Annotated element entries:
• • • •

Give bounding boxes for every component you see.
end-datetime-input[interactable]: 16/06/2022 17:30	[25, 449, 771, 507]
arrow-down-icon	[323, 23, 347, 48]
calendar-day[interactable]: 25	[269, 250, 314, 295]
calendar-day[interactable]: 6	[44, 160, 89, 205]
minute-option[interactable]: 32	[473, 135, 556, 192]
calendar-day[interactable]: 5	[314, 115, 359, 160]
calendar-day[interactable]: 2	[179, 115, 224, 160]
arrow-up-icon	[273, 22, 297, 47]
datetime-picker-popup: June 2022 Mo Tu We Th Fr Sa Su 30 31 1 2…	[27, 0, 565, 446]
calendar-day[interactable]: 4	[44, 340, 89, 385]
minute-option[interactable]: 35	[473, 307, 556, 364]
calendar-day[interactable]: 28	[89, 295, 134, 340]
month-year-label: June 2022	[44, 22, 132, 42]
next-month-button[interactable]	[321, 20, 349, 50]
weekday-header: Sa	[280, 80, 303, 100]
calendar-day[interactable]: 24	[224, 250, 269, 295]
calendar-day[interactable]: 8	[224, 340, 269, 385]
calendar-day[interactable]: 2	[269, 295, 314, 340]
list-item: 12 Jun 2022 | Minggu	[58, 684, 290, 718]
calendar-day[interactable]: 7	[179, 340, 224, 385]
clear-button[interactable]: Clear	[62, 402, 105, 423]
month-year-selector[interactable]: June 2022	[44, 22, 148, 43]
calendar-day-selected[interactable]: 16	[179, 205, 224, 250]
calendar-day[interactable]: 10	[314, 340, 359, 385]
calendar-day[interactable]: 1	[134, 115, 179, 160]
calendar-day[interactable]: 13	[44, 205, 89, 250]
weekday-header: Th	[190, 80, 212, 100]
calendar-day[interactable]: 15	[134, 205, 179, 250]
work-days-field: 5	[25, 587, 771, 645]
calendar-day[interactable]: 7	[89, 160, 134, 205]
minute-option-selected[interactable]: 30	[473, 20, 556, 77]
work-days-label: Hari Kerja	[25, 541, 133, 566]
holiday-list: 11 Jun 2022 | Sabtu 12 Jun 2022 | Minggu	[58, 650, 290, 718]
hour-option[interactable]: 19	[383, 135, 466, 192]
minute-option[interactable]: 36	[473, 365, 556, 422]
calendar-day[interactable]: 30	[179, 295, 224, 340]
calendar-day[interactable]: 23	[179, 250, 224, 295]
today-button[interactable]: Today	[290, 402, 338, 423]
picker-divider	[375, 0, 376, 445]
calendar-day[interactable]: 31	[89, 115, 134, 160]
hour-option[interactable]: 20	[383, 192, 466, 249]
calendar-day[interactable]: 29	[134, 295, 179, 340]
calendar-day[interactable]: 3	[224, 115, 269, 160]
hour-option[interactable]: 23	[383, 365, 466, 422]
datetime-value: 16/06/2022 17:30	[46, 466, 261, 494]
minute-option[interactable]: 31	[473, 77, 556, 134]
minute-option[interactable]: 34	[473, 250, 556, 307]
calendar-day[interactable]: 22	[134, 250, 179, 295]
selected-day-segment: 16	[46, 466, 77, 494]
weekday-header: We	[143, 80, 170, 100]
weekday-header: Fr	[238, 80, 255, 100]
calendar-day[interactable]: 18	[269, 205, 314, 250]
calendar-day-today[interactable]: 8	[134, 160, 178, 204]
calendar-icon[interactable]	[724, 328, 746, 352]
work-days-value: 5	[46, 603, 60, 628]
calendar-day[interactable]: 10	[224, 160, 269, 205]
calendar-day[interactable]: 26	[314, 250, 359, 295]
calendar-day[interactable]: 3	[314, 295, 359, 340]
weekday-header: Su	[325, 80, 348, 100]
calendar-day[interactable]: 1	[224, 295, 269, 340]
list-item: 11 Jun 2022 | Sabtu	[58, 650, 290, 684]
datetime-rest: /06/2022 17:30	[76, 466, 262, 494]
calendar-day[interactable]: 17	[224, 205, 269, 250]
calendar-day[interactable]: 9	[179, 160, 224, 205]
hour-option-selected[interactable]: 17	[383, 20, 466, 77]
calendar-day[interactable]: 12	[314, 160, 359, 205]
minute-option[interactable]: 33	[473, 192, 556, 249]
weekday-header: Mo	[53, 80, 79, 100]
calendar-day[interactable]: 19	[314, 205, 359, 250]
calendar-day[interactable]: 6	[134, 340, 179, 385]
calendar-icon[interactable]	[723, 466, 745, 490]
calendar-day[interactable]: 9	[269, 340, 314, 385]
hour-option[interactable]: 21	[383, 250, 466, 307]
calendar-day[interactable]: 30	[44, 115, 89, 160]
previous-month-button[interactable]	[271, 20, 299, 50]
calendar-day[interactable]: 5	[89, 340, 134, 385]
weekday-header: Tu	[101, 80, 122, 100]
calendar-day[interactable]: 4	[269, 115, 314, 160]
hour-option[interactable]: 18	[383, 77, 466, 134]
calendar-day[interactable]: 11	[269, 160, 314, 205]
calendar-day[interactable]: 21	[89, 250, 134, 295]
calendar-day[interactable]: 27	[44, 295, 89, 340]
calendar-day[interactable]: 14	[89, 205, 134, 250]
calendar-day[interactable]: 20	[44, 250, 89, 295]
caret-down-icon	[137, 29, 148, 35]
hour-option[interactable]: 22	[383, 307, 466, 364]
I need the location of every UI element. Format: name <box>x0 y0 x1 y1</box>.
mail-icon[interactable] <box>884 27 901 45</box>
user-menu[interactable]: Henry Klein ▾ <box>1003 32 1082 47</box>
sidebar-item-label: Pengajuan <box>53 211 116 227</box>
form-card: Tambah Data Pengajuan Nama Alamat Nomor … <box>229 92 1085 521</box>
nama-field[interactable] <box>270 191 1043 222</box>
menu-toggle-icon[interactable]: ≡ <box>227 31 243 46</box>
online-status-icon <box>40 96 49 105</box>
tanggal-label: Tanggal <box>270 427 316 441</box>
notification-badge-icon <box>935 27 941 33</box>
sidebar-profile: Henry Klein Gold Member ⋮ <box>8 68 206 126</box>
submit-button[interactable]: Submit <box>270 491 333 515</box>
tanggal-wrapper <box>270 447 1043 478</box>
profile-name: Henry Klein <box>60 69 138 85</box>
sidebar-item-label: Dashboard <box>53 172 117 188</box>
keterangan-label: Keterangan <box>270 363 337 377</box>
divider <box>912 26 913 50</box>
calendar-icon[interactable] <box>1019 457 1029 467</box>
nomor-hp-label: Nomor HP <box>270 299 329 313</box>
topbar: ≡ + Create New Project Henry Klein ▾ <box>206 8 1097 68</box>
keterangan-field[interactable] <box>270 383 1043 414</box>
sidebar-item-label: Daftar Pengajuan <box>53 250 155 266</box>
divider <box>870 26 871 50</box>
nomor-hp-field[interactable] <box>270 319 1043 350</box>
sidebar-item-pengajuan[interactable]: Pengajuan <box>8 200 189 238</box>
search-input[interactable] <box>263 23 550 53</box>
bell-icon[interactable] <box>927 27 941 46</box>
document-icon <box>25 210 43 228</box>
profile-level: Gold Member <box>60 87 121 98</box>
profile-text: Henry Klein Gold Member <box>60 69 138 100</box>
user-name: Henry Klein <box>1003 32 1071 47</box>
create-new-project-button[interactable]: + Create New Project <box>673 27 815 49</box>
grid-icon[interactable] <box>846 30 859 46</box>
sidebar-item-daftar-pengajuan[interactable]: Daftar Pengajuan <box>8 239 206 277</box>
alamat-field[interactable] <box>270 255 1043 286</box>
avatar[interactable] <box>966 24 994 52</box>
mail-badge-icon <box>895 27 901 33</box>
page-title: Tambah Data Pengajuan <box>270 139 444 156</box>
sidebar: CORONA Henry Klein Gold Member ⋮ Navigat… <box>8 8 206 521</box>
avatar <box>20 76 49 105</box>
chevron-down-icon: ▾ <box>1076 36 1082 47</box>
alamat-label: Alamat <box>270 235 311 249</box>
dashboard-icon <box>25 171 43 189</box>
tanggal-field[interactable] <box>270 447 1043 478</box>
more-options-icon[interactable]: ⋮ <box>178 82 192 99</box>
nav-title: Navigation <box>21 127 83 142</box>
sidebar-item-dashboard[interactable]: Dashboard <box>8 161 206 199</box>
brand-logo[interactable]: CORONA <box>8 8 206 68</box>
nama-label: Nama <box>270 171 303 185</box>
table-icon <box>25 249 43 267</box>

• • • •

## [YOUR OBJECTIVE]
Reproduce the lines above word for word, starting with the first line and stopping after the line that contains "295, 314, 340]".

## [COMPLETE OUTPUT]
Give bounding boxes for every component you see.
end-datetime-input[interactable]: 16/06/2022 17:30	[25, 449, 771, 507]
arrow-down-icon	[323, 23, 347, 48]
calendar-day[interactable]: 25	[269, 250, 314, 295]
calendar-day[interactable]: 6	[44, 160, 89, 205]
minute-option[interactable]: 32	[473, 135, 556, 192]
calendar-day[interactable]: 5	[314, 115, 359, 160]
calendar-day[interactable]: 2	[179, 115, 224, 160]
arrow-up-icon	[273, 22, 297, 47]
datetime-picker-popup: June 2022 Mo Tu We Th Fr Sa Su 30 31 1 2…	[27, 0, 565, 446]
calendar-day[interactable]: 4	[44, 340, 89, 385]
minute-option[interactable]: 35	[473, 307, 556, 364]
calendar-day[interactable]: 28	[89, 295, 134, 340]
month-year-label: June 2022	[44, 22, 132, 42]
next-month-button[interactable]	[321, 20, 349, 50]
weekday-header: Sa	[280, 80, 303, 100]
calendar-day[interactable]: 24	[224, 250, 269, 295]
calendar-day[interactable]: 8	[224, 340, 269, 385]
calendar-day[interactable]: 2	[269, 295, 314, 340]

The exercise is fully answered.